-- Begin SOURCE DOCUMENT --

# Pike 2 Years Old for "The Best Dog" (Pic heavy)



## PNWBlue (Feb 27, 2021)

I got Pike after the sudden, unexpected death of my trail companion Burr. He came from backyard breeder so my expectations were not too high. But I got him started on his primary duties at a very young age. He had to learn to drink from a canteen cup:










He grew up fast that first summer.



















I gave him much affection and attention, always encouraging him telling him he was my best dog ever.

He did very well that first Winter on snowshoe treks and filled out.










His second summer we had to get into shape for a big test.










A hard hike into the Eagle Caps Wilderness, and he shined brightly.










His second winter was even better as he remembered the fun in the snow.










He is not a big dog, (very average wt./ht.). His pedigree is unknown. American pet lines?

-- End SOURCE DOCUMENT --
-- Begin MATERIAL SUPPLIED --

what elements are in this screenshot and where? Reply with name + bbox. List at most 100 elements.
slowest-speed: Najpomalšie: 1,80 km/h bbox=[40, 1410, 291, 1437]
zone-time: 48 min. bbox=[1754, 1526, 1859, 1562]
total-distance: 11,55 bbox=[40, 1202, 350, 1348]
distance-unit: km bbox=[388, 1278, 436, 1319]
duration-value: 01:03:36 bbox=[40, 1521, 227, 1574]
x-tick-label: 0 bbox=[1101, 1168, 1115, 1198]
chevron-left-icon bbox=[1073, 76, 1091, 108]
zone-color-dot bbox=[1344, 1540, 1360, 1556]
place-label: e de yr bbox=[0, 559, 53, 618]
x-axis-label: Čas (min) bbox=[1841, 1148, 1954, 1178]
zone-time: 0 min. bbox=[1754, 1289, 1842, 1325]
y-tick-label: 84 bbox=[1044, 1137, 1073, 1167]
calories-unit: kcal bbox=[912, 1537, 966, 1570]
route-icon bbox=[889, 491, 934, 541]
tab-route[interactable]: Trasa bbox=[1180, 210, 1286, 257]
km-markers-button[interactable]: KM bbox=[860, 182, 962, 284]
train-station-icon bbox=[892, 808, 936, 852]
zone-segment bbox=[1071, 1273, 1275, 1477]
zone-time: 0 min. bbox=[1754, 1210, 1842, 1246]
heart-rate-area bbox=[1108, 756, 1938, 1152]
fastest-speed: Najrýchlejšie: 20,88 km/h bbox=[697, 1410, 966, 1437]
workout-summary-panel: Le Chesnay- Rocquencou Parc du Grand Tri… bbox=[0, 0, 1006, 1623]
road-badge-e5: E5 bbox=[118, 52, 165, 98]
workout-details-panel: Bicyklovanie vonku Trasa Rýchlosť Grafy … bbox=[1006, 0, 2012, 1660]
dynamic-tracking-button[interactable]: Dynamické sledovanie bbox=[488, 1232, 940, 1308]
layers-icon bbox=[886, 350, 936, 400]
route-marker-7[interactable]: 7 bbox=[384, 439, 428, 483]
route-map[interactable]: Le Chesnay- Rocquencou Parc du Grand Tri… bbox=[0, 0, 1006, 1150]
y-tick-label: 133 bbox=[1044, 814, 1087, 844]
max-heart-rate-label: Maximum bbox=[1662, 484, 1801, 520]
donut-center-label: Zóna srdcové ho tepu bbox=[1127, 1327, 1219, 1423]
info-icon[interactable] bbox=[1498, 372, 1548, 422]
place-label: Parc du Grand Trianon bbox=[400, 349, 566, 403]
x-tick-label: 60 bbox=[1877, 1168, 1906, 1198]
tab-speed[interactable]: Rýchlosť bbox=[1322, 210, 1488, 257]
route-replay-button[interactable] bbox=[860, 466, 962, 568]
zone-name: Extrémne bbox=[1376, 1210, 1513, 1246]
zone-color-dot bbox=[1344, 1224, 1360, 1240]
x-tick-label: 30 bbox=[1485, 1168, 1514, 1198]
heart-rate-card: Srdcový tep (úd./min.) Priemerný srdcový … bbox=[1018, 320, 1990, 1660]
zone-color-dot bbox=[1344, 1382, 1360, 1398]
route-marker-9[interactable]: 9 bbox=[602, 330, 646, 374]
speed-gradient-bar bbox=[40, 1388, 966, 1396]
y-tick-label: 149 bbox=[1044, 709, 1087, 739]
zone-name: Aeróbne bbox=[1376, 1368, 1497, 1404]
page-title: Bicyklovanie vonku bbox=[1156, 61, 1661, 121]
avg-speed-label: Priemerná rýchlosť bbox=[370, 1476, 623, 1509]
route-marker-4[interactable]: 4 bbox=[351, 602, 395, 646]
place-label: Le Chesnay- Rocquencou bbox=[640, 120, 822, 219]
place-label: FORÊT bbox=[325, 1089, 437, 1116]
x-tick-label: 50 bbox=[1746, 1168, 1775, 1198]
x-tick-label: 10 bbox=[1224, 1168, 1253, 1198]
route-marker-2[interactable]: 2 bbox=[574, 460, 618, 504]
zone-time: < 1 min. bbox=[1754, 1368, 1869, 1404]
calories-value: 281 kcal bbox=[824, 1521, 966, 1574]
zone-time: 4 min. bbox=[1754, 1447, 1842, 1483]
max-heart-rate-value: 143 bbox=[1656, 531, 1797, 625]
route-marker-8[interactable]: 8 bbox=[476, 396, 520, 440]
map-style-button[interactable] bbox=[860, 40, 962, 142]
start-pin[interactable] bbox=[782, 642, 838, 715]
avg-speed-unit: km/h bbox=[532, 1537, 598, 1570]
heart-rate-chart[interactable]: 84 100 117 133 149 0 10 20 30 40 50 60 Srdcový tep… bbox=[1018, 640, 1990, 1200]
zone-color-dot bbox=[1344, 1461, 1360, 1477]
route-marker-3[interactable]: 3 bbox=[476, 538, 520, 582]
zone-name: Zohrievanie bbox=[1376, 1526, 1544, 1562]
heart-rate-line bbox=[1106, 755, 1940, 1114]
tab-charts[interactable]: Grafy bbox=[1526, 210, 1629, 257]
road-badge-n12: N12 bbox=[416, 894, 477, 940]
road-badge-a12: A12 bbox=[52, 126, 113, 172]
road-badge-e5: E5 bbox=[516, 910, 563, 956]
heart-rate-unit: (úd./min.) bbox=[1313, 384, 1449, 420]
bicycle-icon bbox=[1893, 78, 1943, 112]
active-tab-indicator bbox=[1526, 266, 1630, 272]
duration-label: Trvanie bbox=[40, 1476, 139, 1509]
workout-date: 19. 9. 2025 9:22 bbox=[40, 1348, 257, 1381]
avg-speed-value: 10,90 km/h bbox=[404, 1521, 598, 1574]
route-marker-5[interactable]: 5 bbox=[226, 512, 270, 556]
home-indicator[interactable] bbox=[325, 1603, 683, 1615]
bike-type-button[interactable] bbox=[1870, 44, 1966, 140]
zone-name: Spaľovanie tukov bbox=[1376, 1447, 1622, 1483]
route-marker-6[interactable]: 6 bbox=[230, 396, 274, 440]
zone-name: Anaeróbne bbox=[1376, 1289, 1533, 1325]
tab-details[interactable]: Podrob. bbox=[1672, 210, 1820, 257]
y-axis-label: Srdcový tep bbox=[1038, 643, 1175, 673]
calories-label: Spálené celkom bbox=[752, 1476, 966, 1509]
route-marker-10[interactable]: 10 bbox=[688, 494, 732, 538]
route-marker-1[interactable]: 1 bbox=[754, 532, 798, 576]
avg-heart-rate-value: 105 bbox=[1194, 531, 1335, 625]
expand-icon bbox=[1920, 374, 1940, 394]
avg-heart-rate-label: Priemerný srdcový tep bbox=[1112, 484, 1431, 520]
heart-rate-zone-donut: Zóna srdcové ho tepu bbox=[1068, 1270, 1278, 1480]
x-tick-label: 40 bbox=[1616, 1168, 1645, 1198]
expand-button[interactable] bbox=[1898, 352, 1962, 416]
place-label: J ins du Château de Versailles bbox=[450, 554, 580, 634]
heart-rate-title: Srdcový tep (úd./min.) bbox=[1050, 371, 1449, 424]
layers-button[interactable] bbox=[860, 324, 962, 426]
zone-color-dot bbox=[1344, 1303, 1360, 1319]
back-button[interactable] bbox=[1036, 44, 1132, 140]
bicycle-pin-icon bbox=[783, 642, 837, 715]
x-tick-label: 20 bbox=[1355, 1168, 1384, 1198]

-- End MATERIAL SUPPLIED --

**REQUIREMENTS**
In the post about Pike, where did Pike go on the hard hike during his second summer? These lines come from a different source than the post about Pike.

**SOLUTION TO THIS EXERCISE**
The Eagle Caps Wilderness.